Collected data entries:
Start

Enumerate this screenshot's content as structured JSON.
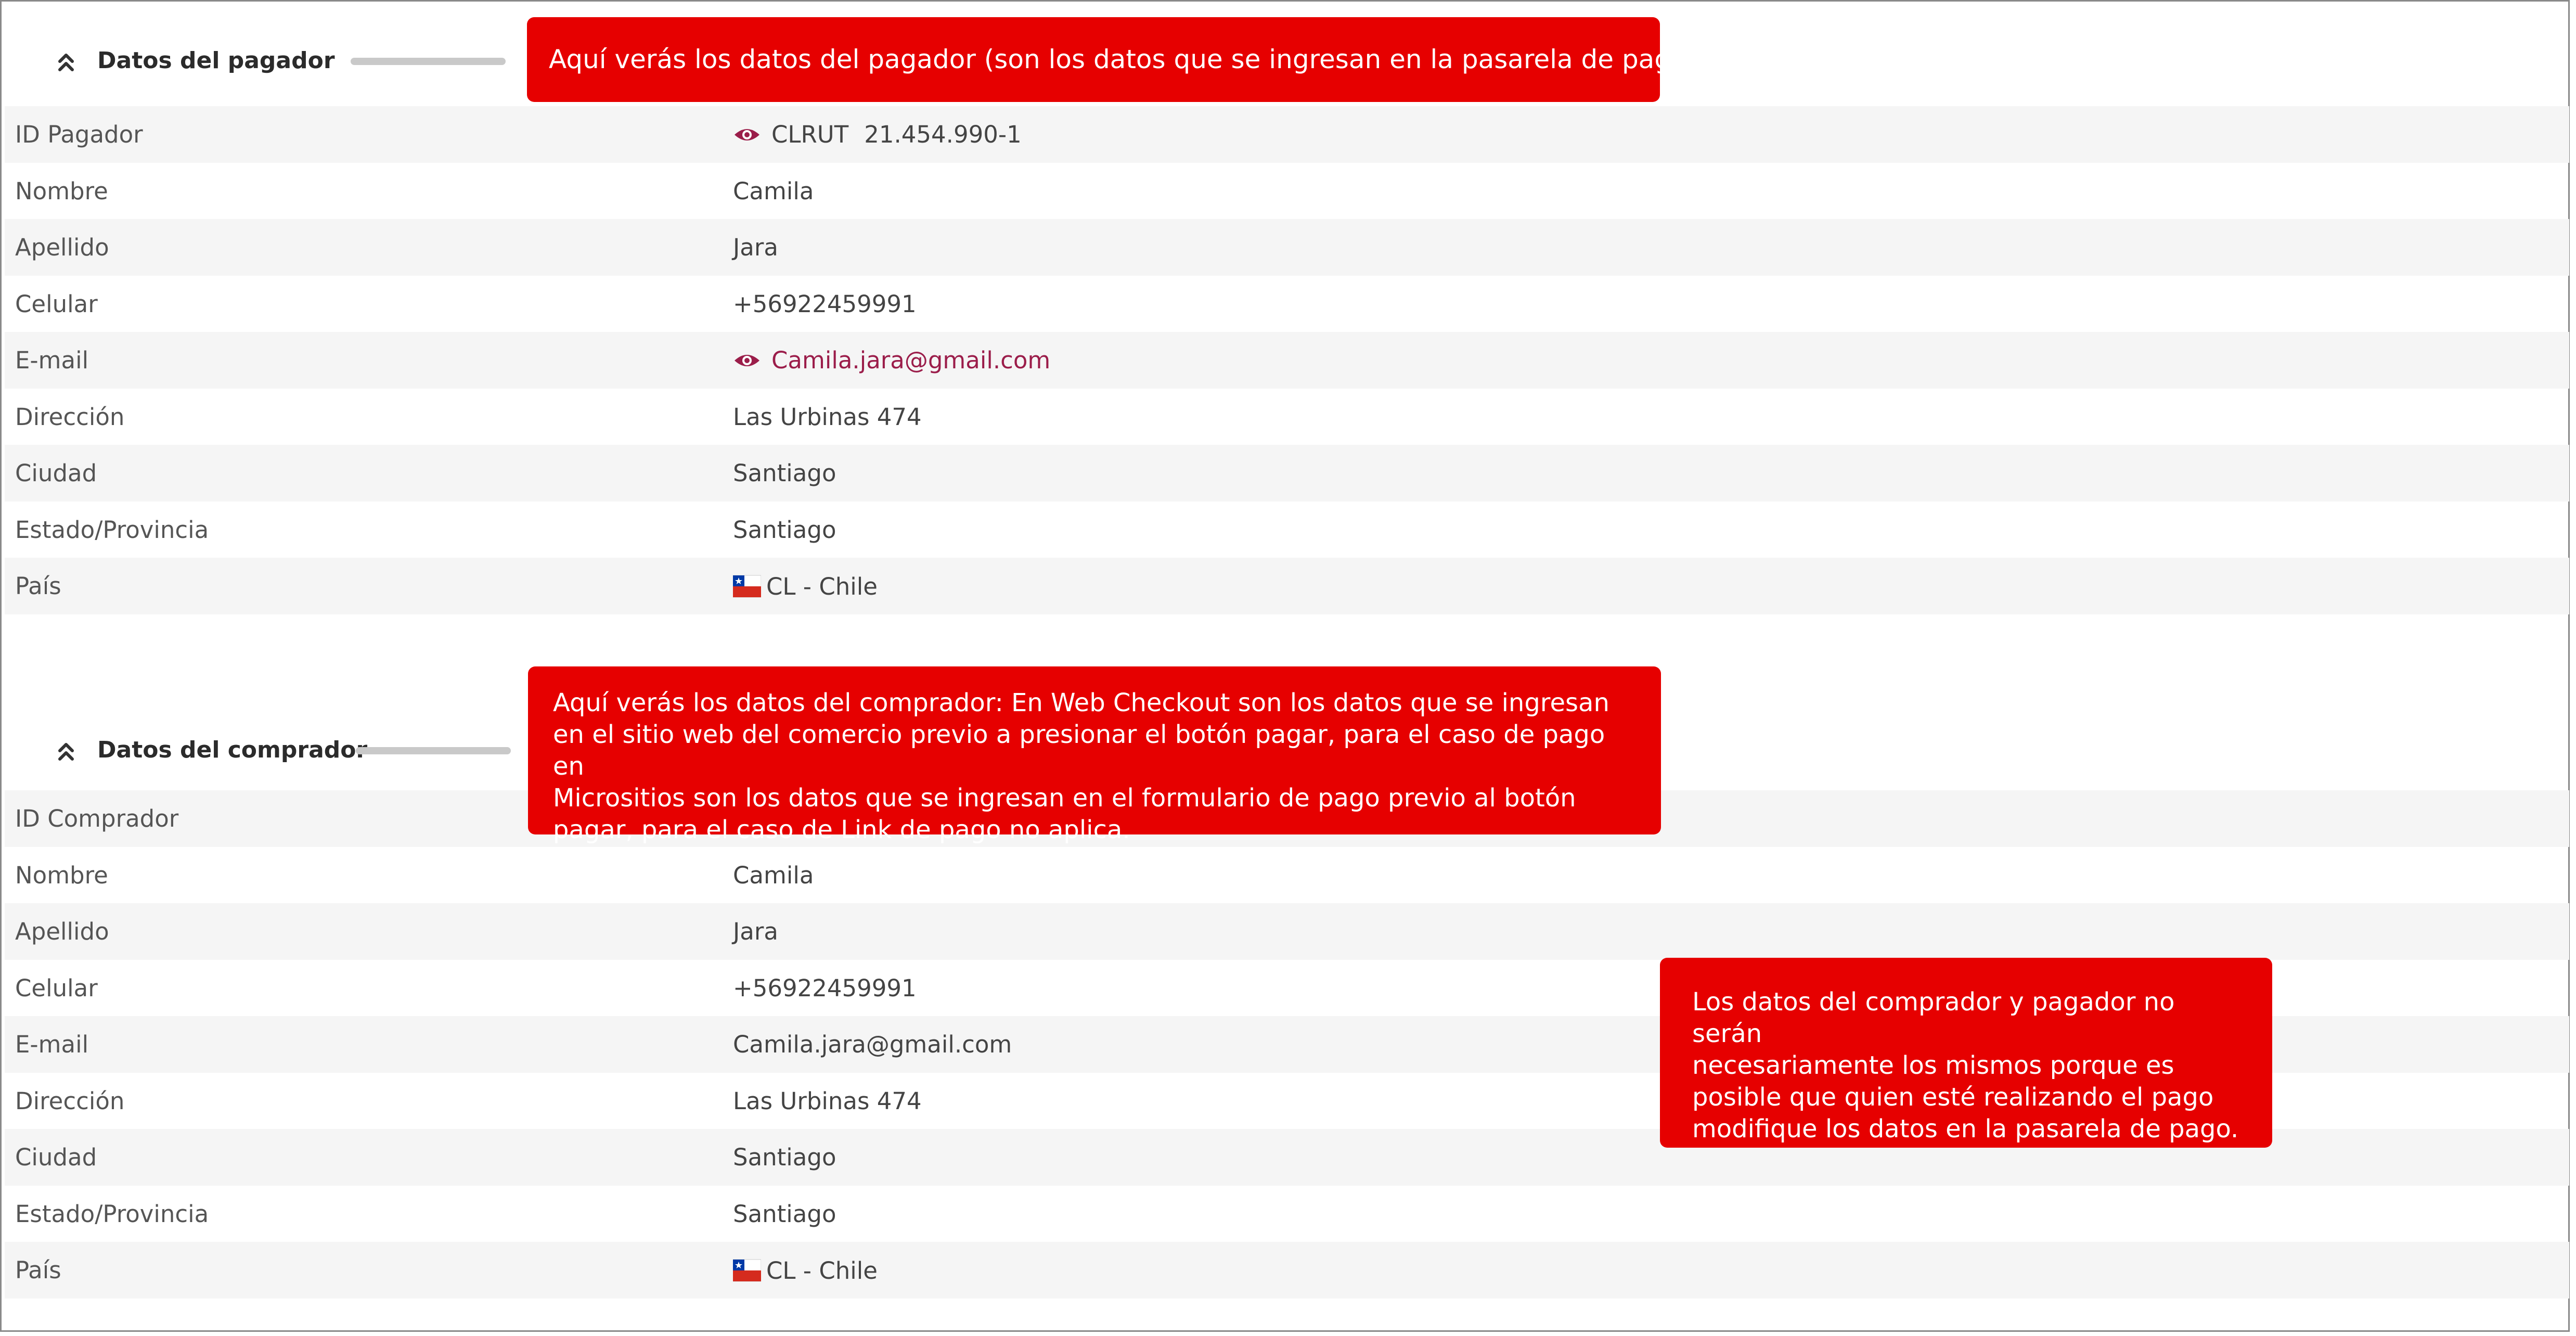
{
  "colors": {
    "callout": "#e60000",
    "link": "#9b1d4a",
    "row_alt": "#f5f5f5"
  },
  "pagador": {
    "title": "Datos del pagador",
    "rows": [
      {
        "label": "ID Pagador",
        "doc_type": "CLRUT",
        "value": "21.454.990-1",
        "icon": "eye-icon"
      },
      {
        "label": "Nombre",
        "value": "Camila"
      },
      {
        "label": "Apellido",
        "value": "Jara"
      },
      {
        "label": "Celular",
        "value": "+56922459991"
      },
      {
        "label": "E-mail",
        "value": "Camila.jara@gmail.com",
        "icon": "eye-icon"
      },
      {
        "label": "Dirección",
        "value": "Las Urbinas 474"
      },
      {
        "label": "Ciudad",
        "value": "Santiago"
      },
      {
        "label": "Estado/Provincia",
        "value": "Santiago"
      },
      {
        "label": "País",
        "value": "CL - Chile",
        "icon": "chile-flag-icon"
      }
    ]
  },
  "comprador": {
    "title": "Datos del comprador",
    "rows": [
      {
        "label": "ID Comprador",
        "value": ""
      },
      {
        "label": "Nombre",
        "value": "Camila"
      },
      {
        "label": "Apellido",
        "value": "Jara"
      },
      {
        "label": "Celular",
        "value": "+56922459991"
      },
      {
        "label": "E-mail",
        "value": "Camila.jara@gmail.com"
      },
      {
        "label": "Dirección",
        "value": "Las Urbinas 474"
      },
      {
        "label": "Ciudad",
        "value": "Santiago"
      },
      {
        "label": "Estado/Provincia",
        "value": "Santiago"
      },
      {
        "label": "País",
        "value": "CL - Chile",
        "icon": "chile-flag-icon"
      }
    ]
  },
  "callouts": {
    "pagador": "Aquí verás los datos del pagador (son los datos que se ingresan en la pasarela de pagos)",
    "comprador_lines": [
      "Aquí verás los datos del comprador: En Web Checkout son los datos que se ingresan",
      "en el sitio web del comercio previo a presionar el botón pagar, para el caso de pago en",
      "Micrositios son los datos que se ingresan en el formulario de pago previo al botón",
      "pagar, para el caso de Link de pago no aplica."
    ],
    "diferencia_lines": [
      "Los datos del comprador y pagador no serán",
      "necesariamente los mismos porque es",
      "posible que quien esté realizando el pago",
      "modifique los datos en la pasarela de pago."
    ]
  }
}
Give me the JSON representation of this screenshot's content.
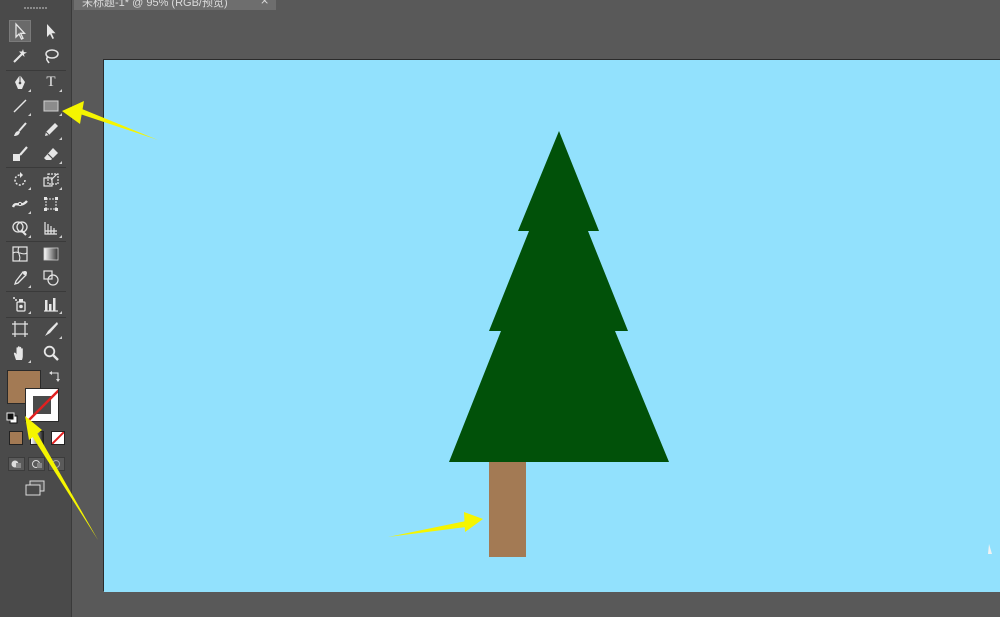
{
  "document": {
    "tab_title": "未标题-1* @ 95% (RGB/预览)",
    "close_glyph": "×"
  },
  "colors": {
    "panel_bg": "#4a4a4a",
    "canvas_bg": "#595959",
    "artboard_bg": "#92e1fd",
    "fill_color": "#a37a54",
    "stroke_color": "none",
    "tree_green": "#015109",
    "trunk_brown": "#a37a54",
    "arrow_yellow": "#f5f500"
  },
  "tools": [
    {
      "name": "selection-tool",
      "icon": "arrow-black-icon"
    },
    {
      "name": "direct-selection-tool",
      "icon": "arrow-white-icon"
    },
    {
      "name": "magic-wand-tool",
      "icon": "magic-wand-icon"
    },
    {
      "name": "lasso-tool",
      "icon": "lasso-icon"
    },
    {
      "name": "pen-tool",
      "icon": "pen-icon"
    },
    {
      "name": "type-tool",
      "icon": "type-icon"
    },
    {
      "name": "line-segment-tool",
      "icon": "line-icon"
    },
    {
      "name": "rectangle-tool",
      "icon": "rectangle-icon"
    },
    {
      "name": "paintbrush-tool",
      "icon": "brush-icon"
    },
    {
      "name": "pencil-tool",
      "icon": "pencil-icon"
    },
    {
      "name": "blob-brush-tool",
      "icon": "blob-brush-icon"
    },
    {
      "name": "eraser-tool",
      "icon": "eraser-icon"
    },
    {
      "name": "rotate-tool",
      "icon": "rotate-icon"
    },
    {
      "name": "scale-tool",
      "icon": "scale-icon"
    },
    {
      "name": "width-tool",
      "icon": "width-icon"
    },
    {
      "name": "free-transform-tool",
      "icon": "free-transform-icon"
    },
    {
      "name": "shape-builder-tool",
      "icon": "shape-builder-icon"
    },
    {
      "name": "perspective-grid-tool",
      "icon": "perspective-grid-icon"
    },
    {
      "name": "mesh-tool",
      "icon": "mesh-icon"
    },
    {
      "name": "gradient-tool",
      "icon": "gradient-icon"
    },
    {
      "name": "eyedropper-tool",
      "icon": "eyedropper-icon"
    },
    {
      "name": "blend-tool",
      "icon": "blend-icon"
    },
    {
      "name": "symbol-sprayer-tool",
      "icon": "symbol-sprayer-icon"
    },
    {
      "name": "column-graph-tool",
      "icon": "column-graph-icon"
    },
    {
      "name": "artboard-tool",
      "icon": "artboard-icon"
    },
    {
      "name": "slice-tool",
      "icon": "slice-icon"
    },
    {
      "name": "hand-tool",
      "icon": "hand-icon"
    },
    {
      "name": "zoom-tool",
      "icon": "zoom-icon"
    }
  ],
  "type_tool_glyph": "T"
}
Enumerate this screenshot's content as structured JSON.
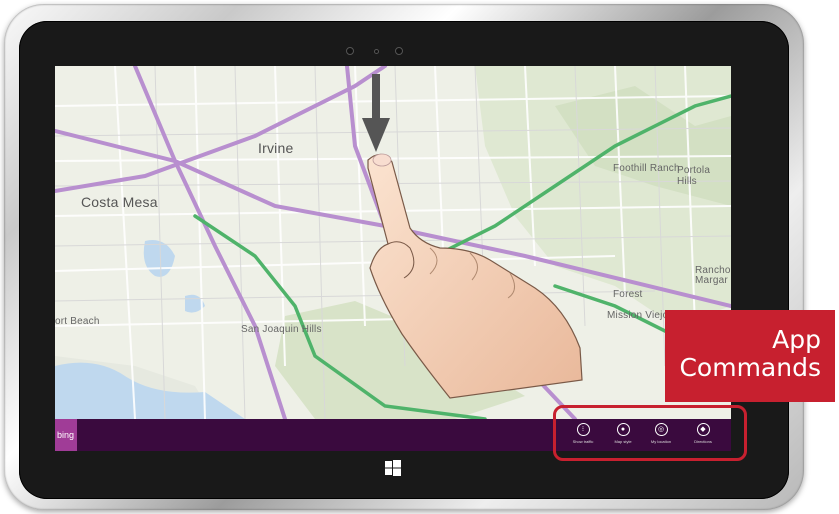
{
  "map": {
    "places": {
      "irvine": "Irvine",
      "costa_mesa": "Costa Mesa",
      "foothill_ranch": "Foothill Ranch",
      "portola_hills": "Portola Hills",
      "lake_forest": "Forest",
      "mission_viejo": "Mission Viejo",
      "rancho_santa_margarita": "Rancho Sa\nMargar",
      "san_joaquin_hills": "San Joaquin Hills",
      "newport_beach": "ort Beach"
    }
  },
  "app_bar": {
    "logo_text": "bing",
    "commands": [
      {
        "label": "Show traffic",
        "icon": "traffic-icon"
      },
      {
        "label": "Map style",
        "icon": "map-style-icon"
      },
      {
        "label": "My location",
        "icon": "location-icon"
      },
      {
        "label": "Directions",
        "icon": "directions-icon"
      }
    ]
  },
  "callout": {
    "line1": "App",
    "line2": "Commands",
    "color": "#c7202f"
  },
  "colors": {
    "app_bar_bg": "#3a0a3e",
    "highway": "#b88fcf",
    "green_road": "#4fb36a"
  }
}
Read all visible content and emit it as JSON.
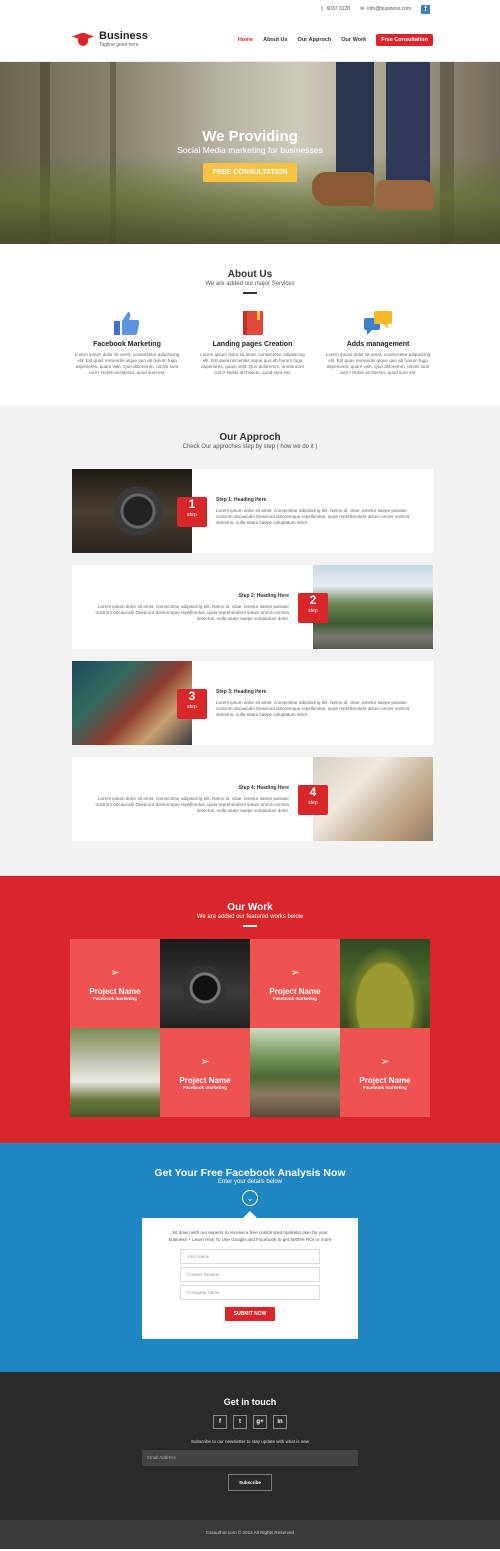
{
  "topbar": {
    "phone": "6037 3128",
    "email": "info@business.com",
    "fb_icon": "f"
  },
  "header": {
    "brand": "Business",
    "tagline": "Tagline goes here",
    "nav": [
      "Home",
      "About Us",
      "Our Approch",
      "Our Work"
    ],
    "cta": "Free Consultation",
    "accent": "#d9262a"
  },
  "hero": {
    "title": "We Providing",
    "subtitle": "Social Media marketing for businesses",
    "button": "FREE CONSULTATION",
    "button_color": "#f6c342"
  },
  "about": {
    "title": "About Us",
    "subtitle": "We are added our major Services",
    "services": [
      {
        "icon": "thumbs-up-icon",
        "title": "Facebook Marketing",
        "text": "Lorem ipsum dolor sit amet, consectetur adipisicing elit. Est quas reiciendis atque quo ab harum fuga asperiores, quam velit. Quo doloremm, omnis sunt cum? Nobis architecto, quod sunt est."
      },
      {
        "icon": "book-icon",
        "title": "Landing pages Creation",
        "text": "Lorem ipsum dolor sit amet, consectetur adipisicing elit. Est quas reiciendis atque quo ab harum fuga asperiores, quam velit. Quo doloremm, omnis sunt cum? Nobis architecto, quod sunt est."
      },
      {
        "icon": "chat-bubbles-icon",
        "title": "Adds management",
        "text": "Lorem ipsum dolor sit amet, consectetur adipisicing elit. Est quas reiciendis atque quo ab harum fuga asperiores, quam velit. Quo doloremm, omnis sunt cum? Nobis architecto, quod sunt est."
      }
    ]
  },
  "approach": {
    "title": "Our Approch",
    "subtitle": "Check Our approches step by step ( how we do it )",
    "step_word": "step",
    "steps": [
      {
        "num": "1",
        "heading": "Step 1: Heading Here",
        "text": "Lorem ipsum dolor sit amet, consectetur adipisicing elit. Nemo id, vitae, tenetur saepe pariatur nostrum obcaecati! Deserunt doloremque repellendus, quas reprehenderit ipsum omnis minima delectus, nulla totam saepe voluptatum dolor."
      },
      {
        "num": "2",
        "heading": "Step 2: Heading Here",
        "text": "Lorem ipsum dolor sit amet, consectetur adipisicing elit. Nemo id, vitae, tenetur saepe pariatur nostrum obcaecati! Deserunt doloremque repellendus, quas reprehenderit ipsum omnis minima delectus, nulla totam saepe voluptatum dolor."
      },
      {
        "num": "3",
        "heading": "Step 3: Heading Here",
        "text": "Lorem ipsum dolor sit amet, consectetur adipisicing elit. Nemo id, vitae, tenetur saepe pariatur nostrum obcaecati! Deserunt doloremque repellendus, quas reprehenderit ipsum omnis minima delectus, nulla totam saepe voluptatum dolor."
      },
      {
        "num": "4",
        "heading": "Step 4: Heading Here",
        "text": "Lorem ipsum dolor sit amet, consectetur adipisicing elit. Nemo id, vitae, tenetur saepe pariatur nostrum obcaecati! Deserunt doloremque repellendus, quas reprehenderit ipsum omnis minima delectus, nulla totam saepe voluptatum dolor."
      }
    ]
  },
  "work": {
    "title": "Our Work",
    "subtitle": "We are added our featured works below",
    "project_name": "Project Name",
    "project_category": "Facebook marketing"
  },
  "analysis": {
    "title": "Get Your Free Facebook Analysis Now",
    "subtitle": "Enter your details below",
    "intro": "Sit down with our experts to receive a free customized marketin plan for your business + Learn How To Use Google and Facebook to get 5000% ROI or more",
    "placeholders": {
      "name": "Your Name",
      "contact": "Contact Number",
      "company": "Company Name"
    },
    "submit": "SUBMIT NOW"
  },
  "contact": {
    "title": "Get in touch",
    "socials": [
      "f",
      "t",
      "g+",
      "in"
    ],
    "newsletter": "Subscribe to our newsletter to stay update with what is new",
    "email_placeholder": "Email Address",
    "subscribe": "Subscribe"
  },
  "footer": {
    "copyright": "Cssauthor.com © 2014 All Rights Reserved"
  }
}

End

→ **To be done**
Identify and copy the lines holding the word "perspective".

→ **Final result**
      "name": "perspective-grid-tool",
      "icon": "perspective-grid-icon"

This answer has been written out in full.